━━━ Entries provided

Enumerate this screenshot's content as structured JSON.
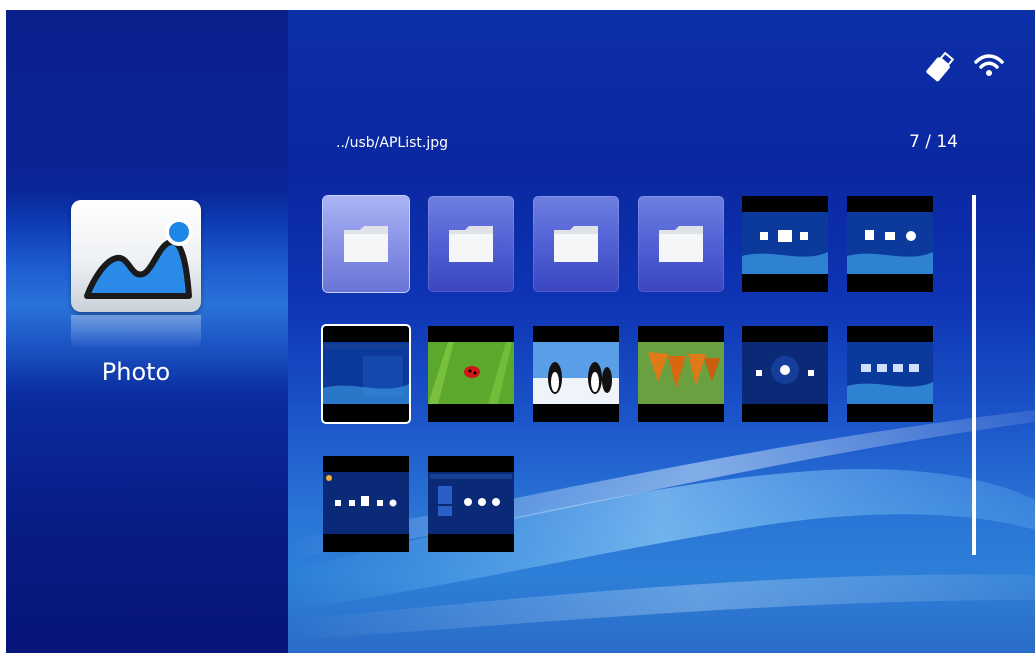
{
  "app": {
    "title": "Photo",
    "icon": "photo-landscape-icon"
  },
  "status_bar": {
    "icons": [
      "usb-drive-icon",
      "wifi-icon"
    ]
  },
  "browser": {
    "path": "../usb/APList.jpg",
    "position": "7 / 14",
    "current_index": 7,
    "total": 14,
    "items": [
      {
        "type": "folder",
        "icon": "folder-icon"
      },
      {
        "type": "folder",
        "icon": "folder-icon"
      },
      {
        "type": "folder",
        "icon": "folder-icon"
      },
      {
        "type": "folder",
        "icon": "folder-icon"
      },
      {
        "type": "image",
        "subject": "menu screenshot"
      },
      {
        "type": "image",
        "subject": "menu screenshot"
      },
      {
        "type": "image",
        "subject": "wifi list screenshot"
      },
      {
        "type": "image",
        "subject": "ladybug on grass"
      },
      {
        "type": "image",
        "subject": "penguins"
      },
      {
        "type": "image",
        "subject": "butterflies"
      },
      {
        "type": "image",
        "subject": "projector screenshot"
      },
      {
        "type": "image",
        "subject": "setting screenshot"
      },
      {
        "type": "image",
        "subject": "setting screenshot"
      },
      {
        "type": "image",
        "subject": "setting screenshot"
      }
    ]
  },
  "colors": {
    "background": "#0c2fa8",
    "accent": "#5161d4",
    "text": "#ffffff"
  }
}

━━━━━━
━━━ Entries provided

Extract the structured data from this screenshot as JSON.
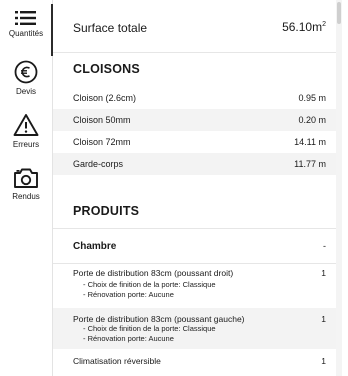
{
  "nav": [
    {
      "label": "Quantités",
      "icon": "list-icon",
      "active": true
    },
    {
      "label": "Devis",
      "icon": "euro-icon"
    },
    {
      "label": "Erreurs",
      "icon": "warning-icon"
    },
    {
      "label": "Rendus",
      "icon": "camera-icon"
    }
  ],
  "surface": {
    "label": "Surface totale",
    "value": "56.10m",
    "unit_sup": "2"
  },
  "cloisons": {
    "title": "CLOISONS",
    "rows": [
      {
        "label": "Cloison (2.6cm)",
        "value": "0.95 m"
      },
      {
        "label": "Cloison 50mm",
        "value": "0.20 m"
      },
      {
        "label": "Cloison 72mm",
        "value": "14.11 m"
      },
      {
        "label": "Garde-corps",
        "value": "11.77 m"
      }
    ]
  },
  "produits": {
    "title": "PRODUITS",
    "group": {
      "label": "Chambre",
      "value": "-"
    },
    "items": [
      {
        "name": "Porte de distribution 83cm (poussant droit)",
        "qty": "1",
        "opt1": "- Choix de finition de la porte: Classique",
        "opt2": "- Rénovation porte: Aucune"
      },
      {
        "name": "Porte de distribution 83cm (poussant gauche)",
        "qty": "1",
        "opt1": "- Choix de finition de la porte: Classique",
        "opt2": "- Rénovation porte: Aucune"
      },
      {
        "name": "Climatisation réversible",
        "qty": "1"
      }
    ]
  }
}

━━━━━━
━━━ Entries provided

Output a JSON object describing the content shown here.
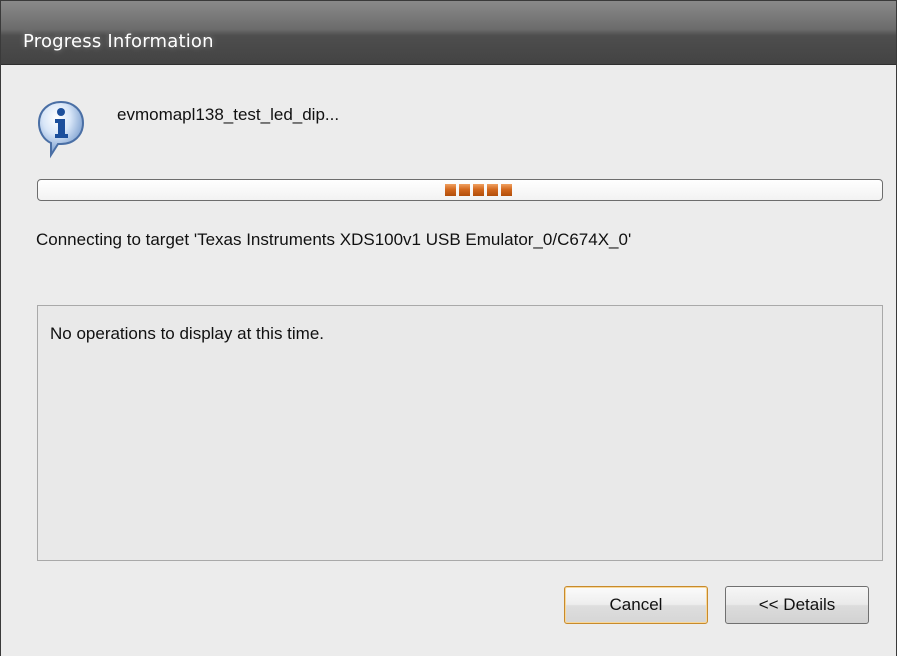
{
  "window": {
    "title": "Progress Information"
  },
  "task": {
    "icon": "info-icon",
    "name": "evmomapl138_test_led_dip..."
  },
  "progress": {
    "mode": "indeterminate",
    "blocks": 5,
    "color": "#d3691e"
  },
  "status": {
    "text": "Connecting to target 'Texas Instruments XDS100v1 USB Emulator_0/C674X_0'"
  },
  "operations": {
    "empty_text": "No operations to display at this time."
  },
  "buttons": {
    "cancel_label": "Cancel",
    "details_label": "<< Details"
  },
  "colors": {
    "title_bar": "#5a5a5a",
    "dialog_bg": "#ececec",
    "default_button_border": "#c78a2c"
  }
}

━━━━━━

## [Problem statement]
Report how many lines in the data contain the word "this", with no words besides the number.

## [Expected output]
3